REQUIREMENT:
Please give the listing again, word for word, with nothing left out.

MATERIAL PROVIDED:
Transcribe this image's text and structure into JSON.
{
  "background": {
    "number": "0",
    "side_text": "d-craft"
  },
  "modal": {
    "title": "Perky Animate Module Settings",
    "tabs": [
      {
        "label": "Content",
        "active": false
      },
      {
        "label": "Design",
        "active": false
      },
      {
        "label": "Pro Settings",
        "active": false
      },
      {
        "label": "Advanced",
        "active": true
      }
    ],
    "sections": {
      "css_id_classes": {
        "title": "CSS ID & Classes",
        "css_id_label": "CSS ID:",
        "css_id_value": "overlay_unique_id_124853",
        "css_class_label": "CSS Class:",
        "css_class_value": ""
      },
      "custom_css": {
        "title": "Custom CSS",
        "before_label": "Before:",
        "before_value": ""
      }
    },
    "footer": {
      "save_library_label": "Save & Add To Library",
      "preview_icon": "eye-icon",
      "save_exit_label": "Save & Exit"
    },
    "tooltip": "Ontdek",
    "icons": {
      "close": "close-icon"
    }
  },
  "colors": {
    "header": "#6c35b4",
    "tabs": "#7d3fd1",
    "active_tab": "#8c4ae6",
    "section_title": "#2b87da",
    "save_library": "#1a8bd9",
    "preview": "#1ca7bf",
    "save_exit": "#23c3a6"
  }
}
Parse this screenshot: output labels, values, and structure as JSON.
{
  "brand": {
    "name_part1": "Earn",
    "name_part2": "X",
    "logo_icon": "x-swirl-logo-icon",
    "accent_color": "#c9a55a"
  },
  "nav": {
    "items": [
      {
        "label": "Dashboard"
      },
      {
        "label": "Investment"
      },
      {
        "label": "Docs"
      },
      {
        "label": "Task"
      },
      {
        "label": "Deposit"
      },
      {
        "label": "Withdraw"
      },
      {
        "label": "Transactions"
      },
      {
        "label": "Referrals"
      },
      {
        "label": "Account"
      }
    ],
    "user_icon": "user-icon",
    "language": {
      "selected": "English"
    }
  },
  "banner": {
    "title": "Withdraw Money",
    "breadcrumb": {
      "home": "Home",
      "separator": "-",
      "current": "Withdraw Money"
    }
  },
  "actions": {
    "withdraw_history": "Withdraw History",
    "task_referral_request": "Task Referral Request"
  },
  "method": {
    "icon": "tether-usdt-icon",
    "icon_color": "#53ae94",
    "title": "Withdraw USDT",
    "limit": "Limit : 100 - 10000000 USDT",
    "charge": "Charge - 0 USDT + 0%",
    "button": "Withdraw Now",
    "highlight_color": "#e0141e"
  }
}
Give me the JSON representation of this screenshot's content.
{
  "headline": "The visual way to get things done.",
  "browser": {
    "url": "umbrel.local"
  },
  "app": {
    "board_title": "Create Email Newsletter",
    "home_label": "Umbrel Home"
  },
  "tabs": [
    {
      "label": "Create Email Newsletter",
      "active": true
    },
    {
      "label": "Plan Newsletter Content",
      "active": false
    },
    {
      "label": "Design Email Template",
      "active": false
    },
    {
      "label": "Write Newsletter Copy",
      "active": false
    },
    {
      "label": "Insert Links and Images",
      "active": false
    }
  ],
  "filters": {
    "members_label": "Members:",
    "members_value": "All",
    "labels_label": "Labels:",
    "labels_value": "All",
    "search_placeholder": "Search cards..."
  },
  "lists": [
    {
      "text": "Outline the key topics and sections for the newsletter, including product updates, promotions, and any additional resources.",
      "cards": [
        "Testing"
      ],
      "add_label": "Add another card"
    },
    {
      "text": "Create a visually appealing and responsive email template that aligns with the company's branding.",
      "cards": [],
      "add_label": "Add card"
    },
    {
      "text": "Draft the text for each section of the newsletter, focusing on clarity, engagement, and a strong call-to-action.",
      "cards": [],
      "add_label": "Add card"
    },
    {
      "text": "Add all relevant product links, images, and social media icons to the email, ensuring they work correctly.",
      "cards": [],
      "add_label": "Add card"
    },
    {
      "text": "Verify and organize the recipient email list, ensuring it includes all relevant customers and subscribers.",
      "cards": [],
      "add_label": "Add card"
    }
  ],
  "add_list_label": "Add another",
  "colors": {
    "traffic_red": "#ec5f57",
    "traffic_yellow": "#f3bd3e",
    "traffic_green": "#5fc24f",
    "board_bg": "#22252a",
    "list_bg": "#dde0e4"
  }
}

REPLY:
Transcribe this image's text and structure into JSON.
{
  "background": {
    "number": "0",
    "side_text": "d-craft"
  },
  "modal": {
    "title": "Perky Animate Module Settings",
    "tabs": [
      {
        "label": "Content",
        "active": false
      },
      {
        "label": "Design",
        "active": false
      },
      {
        "label": "Pro Settings",
        "active": false
      },
      {
        "label": "Advanced",
        "active": true
      }
    ],
    "sections": {
      "css_id_classes": {
        "title": "CSS ID & Classes",
        "css_id_label": "CSS ID:",
        "css_id_value": "overlay_unique_id_124853",
        "css_class_label": "CSS Class:",
        "css_class_value": ""
      },
      "custom_css": {
        "title": "Custom CSS",
        "before_label": "Before:",
        "before_value": ""
      }
    },
    "footer": {
      "save_library_label": "Save & Add To Library",
      "preview_icon": "eye-icon",
      "save_exit_label": "Save & Exit"
    },
    "tooltip": "Ontdek",
    "icons": {
      "close": "close-icon"
    }
  },
  "colors": {
    "header": "#6c35b4",
    "tabs": "#7d3fd1",
    "active_tab": "#8c4ae6",
    "section_title": "#2b87da",
    "save_library": "#1a8bd9",
    "preview": "#1ca7bf",
    "save_exit": "#23c3a6"
  }
}
Parse this screenshot: output labels, values, and structure as JSON.
{
  "brand": {
    "name_part1": "Earn",
    "name_part2": "X",
    "logo_icon": "x-swirl-logo-icon",
    "accent_color": "#c9a55a"
  },
  "nav": {
    "items": [
      {
        "label": "Dashboard"
      },
      {
        "label": "Investment"
      },
      {
        "label": "Docs"
      },
      {
        "label": "Task"
      },
      {
        "label": "Deposit"
      },
      {
        "label": "Withdraw"
      },
      {
        "label": "Transactions"
      },
      {
        "label": "Referrals"
      },
      {
        "label": "Account"
      }
    ],
    "user_icon": "user-icon",
    "language": {
      "selected": "English"
    }
  },
  "banner": {
    "title": "Withdraw Money",
    "breadcrumb": {
      "home": "Home",
      "separator": "-",
      "current": "Withdraw Money"
    }
  },
  "actions": {
    "withdraw_history": "Withdraw History",
    "task_referral_request": "Task Referral Request"
  },
  "method": {
    "icon": "tether-usdt-icon",
    "icon_color": "#53ae94",
    "title": "Withdraw USDT",
    "limit": "Limit : 100 - 10000000 USDT",
    "charge": "Charge - 0 USDT + 0%",
    "button": "Withdraw Now",
    "highlight_color": "#e0141e"
  }
}
Give me the JSON representation of this screenshot's content.
{
  "headline": "The visual way to get things done.",
  "browser": {
    "url": "umbrel.local"
  },
  "app": {
    "board_title": "Create Email Newsletter",
    "home_label": "Umbrel Home"
  },
  "tabs": [
    {
      "label": "Create Email Newsletter",
      "active": true
    },
    {
      "label": "Plan Newsletter Content",
      "active": false
    },
    {
      "label": "Design Email Template",
      "active": false
    },
    {
      "label": "Write Newsletter Copy",
      "active": false
    },
    {
      "label": "Insert Links and Images",
      "active": false
    }
  ],
  "filters": {
    "members_label": "Members:",
    "members_value": "All",
    "labels_label": "Labels:",
    "labels_value": "All",
    "search_placeholder": "Search cards..."
  },
  "lists": [
    {
      "text": "Outline the key topics and sections for the newsletter, including product updates, promotions, and any additional resources.",
      "cards": [
        "Testing"
      ],
      "add_label": "Add another card"
    },
    {
      "text": "Create a visually appealing and responsive email template that aligns with the company's branding.",
      "cards": [],
      "add_label": "Add card"
    },
    {
      "text": "Draft the text for each section of the newsletter, focusing on clarity, engagement, and a strong call-to-action.",
      "cards": [],
      "add_label": "Add card"
    },
    {
      "text": "Add all relevant product links, images, and social media icons to the email, ensuring they work correctly.",
      "cards": [],
      "add_label": "Add card"
    },
    {
      "text": "Verify and organize the recipient email list, ensuring it includes all relevant customers and subscribers.",
      "cards": [],
      "add_label": "Add card"
    }
  ],
  "add_list_label": "Add another",
  "colors": {
    "traffic_red": "#ec5f57",
    "traffic_yellow": "#f3bd3e",
    "traffic_green": "#5fc24f",
    "board_bg": "#22252a",
    "list_bg": "#dde0e4"
  }
}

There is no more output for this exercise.